%%

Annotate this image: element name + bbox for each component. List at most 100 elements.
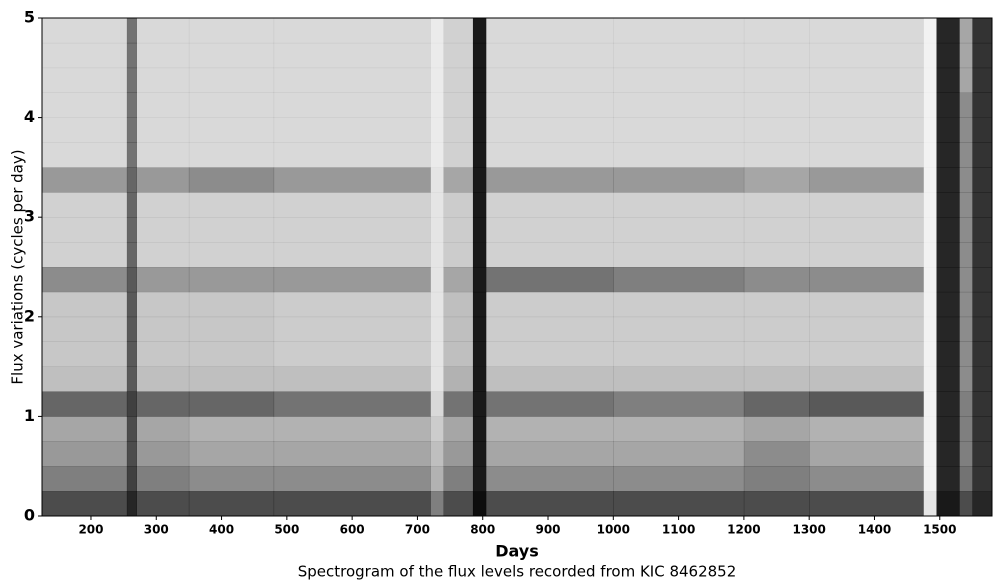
cell bbox=[188, 416, 275, 442]
cell bbox=[430, 167, 444, 193]
cell bbox=[923, 67, 937, 93]
cell bbox=[613, 316, 745, 342]
cell bbox=[273, 291, 431, 318]
cell bbox=[743, 366, 810, 392]
cell bbox=[923, 267, 937, 293]
cell bbox=[443, 466, 474, 492]
cell bbox=[430, 291, 444, 318]
cell bbox=[485, 242, 614, 268]
cell bbox=[273, 67, 431, 93]
cell bbox=[959, 42, 973, 69]
cell bbox=[430, 42, 444, 69]
x-tick-label: 1300 bbox=[792, 523, 825, 537]
cell bbox=[972, 366, 993, 392]
cell bbox=[273, 117, 431, 143]
cell bbox=[430, 18, 444, 44]
cell bbox=[188, 192, 275, 218]
cell bbox=[972, 491, 993, 517]
cell bbox=[972, 267, 993, 293]
cell bbox=[42, 42, 128, 69]
cell bbox=[472, 466, 487, 492]
cell bbox=[485, 416, 614, 442]
cell bbox=[809, 192, 924, 218]
cell bbox=[959, 416, 973, 442]
cell bbox=[443, 491, 474, 517]
chart-title: Spectrogram of the flux levels recorded … bbox=[298, 563, 737, 581]
cell bbox=[923, 18, 937, 44]
cell bbox=[936, 391, 960, 417]
cell bbox=[273, 142, 431, 168]
cell bbox=[126, 192, 137, 218]
cell bbox=[485, 117, 614, 143]
cell bbox=[809, 316, 924, 342]
cell bbox=[923, 316, 937, 342]
cell bbox=[188, 242, 275, 268]
cell bbox=[126, 42, 137, 69]
cell bbox=[923, 192, 937, 218]
cell bbox=[126, 366, 137, 392]
cell bbox=[972, 217, 993, 243]
x-tick-label: 800 bbox=[470, 523, 495, 537]
cell bbox=[273, 466, 431, 492]
cell bbox=[809, 491, 924, 517]
cell bbox=[972, 291, 993, 318]
cell bbox=[923, 291, 937, 318]
cell bbox=[136, 192, 190, 218]
cell bbox=[743, 416, 810, 442]
cell bbox=[42, 491, 128, 517]
cell bbox=[972, 242, 993, 268]
plot-frame bbox=[41, 17, 993, 517]
cell bbox=[472, 441, 487, 467]
cell bbox=[273, 491, 431, 517]
y-tick-label: 2 bbox=[24, 306, 35, 325]
y-tick-label: 5 bbox=[24, 8, 35, 27]
cell bbox=[485, 217, 614, 243]
cell bbox=[443, 341, 474, 367]
cell bbox=[613, 242, 745, 268]
cell bbox=[443, 167, 474, 193]
cell bbox=[126, 117, 137, 143]
cell bbox=[936, 316, 960, 342]
cell bbox=[936, 217, 960, 243]
cell bbox=[126, 416, 137, 442]
cell bbox=[485, 192, 614, 218]
cell bbox=[485, 491, 614, 517]
cell bbox=[443, 42, 474, 69]
cell bbox=[485, 67, 614, 93]
cell bbox=[136, 92, 190, 118]
cell bbox=[42, 142, 128, 168]
cell bbox=[443, 117, 474, 143]
cell bbox=[126, 291, 137, 318]
cell bbox=[188, 42, 275, 69]
cell bbox=[273, 217, 431, 243]
cell bbox=[443, 416, 474, 442]
cell bbox=[743, 491, 810, 517]
cell bbox=[485, 142, 614, 168]
cell bbox=[923, 341, 937, 367]
cell bbox=[273, 416, 431, 442]
cell bbox=[443, 441, 474, 467]
cell bbox=[959, 366, 973, 392]
x-tick-label: 1200 bbox=[727, 523, 760, 537]
cell bbox=[809, 341, 924, 367]
cell bbox=[188, 117, 275, 143]
cell bbox=[743, 117, 810, 143]
cell bbox=[430, 391, 444, 417]
cell bbox=[188, 67, 275, 93]
cell bbox=[443, 67, 474, 93]
x-axis-label: Days bbox=[495, 542, 539, 561]
cell bbox=[136, 416, 190, 442]
cell bbox=[273, 192, 431, 218]
cell bbox=[613, 142, 745, 168]
cell bbox=[472, 142, 487, 168]
cell bbox=[959, 267, 973, 293]
cell bbox=[472, 267, 487, 293]
cell bbox=[743, 391, 810, 417]
cell bbox=[959, 18, 973, 44]
cell bbox=[273, 341, 431, 367]
cell bbox=[613, 67, 745, 93]
cell bbox=[42, 341, 128, 367]
cell bbox=[743, 167, 810, 193]
cell bbox=[188, 267, 275, 293]
cell bbox=[136, 242, 190, 268]
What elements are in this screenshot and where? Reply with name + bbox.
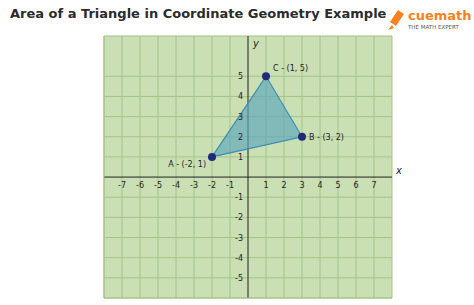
svg-text:2: 2: [281, 181, 286, 190]
svg-text:6: 6: [353, 181, 358, 190]
svg-text:cuemath: cuemath: [408, 8, 466, 23]
svg-text:-2: -2: [208, 181, 216, 190]
svg-text:-4: -4: [172, 181, 180, 190]
svg-text:5: 5: [238, 72, 243, 81]
svg-text:A - (-2, 1): A - (-2, 1): [168, 160, 206, 169]
svg-text:7: 7: [371, 181, 376, 190]
svg-text:C - (1, 5): C - (1, 5): [273, 64, 308, 73]
svg-text:-5: -5: [235, 274, 243, 283]
svg-text:-1: -1: [235, 193, 243, 202]
svg-text:2: 2: [238, 133, 243, 142]
svg-text:-6: -6: [136, 181, 144, 190]
svg-text:1: 1: [263, 181, 268, 190]
svg-text:-7: -7: [118, 181, 126, 190]
svg-text:5: 5: [335, 181, 340, 190]
svg-text:-5: -5: [154, 181, 162, 190]
svg-text:-3: -3: [235, 234, 243, 243]
svg-text:1: 1: [238, 153, 243, 162]
svg-text:3: 3: [238, 113, 243, 122]
svg-text:4: 4: [238, 92, 243, 101]
svg-text:-4: -4: [235, 254, 243, 263]
svg-text:-3: -3: [190, 181, 198, 190]
svg-text:4: 4: [317, 181, 322, 190]
svg-text:y: y: [252, 38, 260, 49]
svg-text:B - (3, 2): B - (3, 2): [309, 133, 344, 142]
html-text:Area of a Triangle in Coordina: Area of a Triangle in Coordinate Geometr…: [10, 6, 387, 21]
svg-text:THE MATH EXPERT: THE MATH EXPERT: [407, 24, 459, 30]
svg-text:-2: -2: [235, 213, 243, 222]
svg-text:-1: -1: [226, 181, 234, 190]
svg-text:3: 3: [299, 181, 304, 190]
svg-text:x: x: [395, 165, 402, 176]
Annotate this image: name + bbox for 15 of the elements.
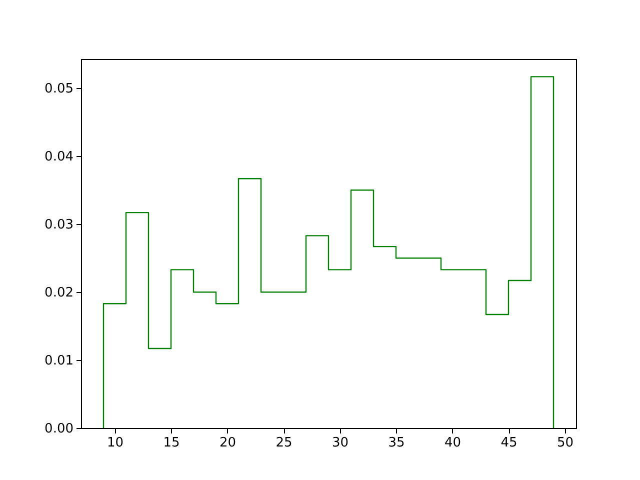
y-tick-label: 0.02 bbox=[44, 286, 74, 301]
y-tick-label: 0.00 bbox=[44, 422, 74, 436]
y-tick-label: 0.05 bbox=[44, 82, 74, 97]
y-tick-label: 0.04 bbox=[44, 150, 74, 165]
y-tick-label: 0.01 bbox=[44, 354, 74, 369]
x-tick-label: 25 bbox=[276, 436, 292, 450]
x-tick-label: 35 bbox=[388, 436, 405, 450]
x-tick-label: 20 bbox=[219, 436, 236, 450]
y-tick-label: 0.03 bbox=[44, 218, 74, 233]
x-tick-label: 30 bbox=[332, 436, 349, 450]
x-tick-label: 40 bbox=[444, 436, 462, 450]
x-tick-label: 45 bbox=[500, 436, 518, 450]
x-tick-label: 50 bbox=[556, 436, 574, 450]
x-tick-label: 15 bbox=[163, 436, 180, 450]
x-tick-label: 10 bbox=[106, 436, 124, 450]
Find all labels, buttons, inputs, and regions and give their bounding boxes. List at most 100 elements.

%%

WHAT THIS TASK INVOLVES: Rewrite all the entries above, substituting "Label this figure" for every occurrence of "Annotate this image" and keeping everything else the same. Omit the pictures from your answer.

EXERCISE RESPONSE:
Label this figure: element name + bbox for each component. List at most 100 elements.
cell bbox=[188, 416, 275, 442]
cell bbox=[430, 167, 444, 193]
cell bbox=[923, 67, 937, 93]
cell bbox=[613, 316, 745, 342]
cell bbox=[273, 291, 431, 318]
cell bbox=[743, 366, 810, 392]
cell bbox=[923, 267, 937, 293]
cell bbox=[443, 466, 474, 492]
cell bbox=[430, 291, 444, 318]
cell bbox=[485, 242, 614, 268]
cell bbox=[273, 67, 431, 93]
cell bbox=[959, 42, 973, 69]
cell bbox=[430, 42, 444, 69]
x-tick-label: 1300 bbox=[792, 523, 825, 537]
cell bbox=[972, 366, 993, 392]
cell bbox=[273, 117, 431, 143]
cell bbox=[430, 18, 444, 44]
cell bbox=[188, 192, 275, 218]
cell bbox=[972, 491, 993, 517]
cell bbox=[972, 267, 993, 293]
cell bbox=[42, 42, 128, 69]
cell bbox=[472, 466, 487, 492]
cell bbox=[485, 416, 614, 442]
cell bbox=[809, 192, 924, 218]
cell bbox=[959, 416, 973, 442]
cell bbox=[443, 491, 474, 517]
chart-title: Spectrogram of the flux levels recorded … bbox=[298, 563, 737, 581]
cell bbox=[923, 18, 937, 44]
cell bbox=[936, 391, 960, 417]
cell bbox=[273, 142, 431, 168]
cell bbox=[126, 192, 137, 218]
cell bbox=[485, 117, 614, 143]
cell bbox=[809, 316, 924, 342]
cell bbox=[923, 316, 937, 342]
cell bbox=[188, 242, 275, 268]
cell bbox=[126, 42, 137, 69]
cell bbox=[923, 192, 937, 218]
cell bbox=[126, 366, 137, 392]
cell bbox=[972, 217, 993, 243]
x-tick-label: 800 bbox=[470, 523, 495, 537]
cell bbox=[273, 466, 431, 492]
cell bbox=[809, 491, 924, 517]
cell bbox=[972, 291, 993, 318]
cell bbox=[923, 291, 937, 318]
cell bbox=[136, 192, 190, 218]
cell bbox=[743, 416, 810, 442]
cell bbox=[42, 491, 128, 517]
cell bbox=[972, 242, 993, 268]
plot-frame bbox=[41, 17, 993, 517]
cell bbox=[472, 441, 487, 467]
cell bbox=[273, 491, 431, 517]
y-tick-label: 2 bbox=[24, 306, 35, 325]
y-tick-label: 5 bbox=[24, 8, 35, 27]
cell bbox=[485, 217, 614, 243]
cell bbox=[443, 341, 474, 367]
cell bbox=[613, 242, 745, 268]
cell bbox=[443, 167, 474, 193]
cell bbox=[126, 117, 137, 143]
cell bbox=[936, 316, 960, 342]
cell bbox=[936, 217, 960, 243]
cell bbox=[126, 416, 137, 442]
cell bbox=[485, 192, 614, 218]
cell bbox=[485, 491, 614, 517]
cell bbox=[443, 42, 474, 69]
cell bbox=[485, 67, 614, 93]
cell bbox=[136, 92, 190, 118]
cell bbox=[42, 142, 128, 168]
cell bbox=[443, 117, 474, 143]
cell bbox=[126, 291, 137, 318]
cell bbox=[188, 42, 275, 69]
cell bbox=[273, 217, 431, 243]
cell bbox=[443, 416, 474, 442]
cell bbox=[743, 491, 810, 517]
cell bbox=[485, 142, 614, 168]
cell bbox=[923, 341, 937, 367]
cell bbox=[273, 416, 431, 442]
cell bbox=[443, 441, 474, 467]
cell bbox=[959, 366, 973, 392]
x-tick-label: 1200 bbox=[727, 523, 760, 537]
cell bbox=[809, 341, 924, 367]
cell bbox=[188, 117, 275, 143]
cell bbox=[743, 117, 810, 143]
cell bbox=[430, 391, 444, 417]
cell bbox=[188, 67, 275, 93]
cell bbox=[443, 67, 474, 93]
x-axis-label: Days bbox=[495, 542, 539, 561]
cell bbox=[136, 416, 190, 442]
cell bbox=[273, 192, 431, 218]
cell bbox=[613, 142, 745, 168]
cell bbox=[472, 142, 487, 168]
cell bbox=[959, 267, 973, 293]
cell bbox=[472, 267, 487, 293]
cell bbox=[743, 391, 810, 417]
cell bbox=[959, 18, 973, 44]
cell bbox=[273, 341, 431, 367]
cell bbox=[613, 67, 745, 93]
cell bbox=[42, 341, 128, 367]
cell bbox=[743, 167, 810, 193]
cell bbox=[188, 267, 275, 293]
cell bbox=[136, 242, 190, 268]
What elements are in this screenshot and where? Reply with name + bbox.
svg-text:2: 2: [281, 181, 286, 190]
svg-text:6: 6: [353, 181, 358, 190]
svg-text:cuemath: cuemath: [408, 8, 466, 23]
svg-text:-2: -2: [208, 181, 216, 190]
svg-text:-4: -4: [172, 181, 180, 190]
svg-text:5: 5: [238, 72, 243, 81]
svg-text:A - (-2, 1): A - (-2, 1): [168, 160, 206, 169]
svg-text:7: 7: [371, 181, 376, 190]
svg-text:C - (1, 5): C - (1, 5): [273, 64, 308, 73]
svg-text:-5: -5: [235, 274, 243, 283]
svg-text:-1: -1: [235, 193, 243, 202]
svg-text:2: 2: [238, 133, 243, 142]
svg-text:-6: -6: [136, 181, 144, 190]
svg-text:1: 1: [263, 181, 268, 190]
svg-text:-7: -7: [118, 181, 126, 190]
svg-text:5: 5: [335, 181, 340, 190]
svg-text:-5: -5: [154, 181, 162, 190]
svg-text:-3: -3: [235, 234, 243, 243]
svg-text:1: 1: [238, 153, 243, 162]
svg-text:3: 3: [238, 113, 243, 122]
svg-text:4: 4: [238, 92, 243, 101]
svg-text:-4: -4: [235, 254, 243, 263]
svg-text:-3: -3: [190, 181, 198, 190]
svg-text:4: 4: [317, 181, 322, 190]
svg-text:y: y: [252, 38, 260, 49]
svg-text:B - (3, 2): B - (3, 2): [309, 133, 344, 142]
html-text:Area of a Triangle in Coordina: Area of a Triangle in Coordinate Geometr…: [10, 6, 387, 21]
svg-text:THE MATH EXPERT: THE MATH EXPERT: [407, 24, 459, 30]
svg-text:-2: -2: [235, 213, 243, 222]
svg-text:-1: -1: [226, 181, 234, 190]
svg-text:3: 3: [299, 181, 304, 190]
svg-text:x: x: [395, 165, 402, 176]
Label this figure: name + bbox for 15 of the elements.
y-tick-label: 0.02 bbox=[44, 286, 74, 301]
y-tick-label: 0.00 bbox=[44, 422, 74, 436]
y-tick-label: 0.05 bbox=[44, 82, 74, 97]
y-tick-label: 0.04 bbox=[44, 150, 74, 165]
y-tick-label: 0.01 bbox=[44, 354, 74, 369]
x-tick-label: 25 bbox=[276, 436, 292, 450]
x-tick-label: 35 bbox=[388, 436, 405, 450]
x-tick-label: 20 bbox=[219, 436, 236, 450]
y-tick-label: 0.03 bbox=[44, 218, 74, 233]
x-tick-label: 30 bbox=[332, 436, 349, 450]
x-tick-label: 40 bbox=[444, 436, 462, 450]
x-tick-label: 45 bbox=[500, 436, 518, 450]
x-tick-label: 50 bbox=[556, 436, 574, 450]
x-tick-label: 15 bbox=[163, 436, 180, 450]
x-tick-label: 10 bbox=[106, 436, 124, 450]
Find all labels, buttons, inputs, and regions and give their bounding boxes. List at most 100 elements.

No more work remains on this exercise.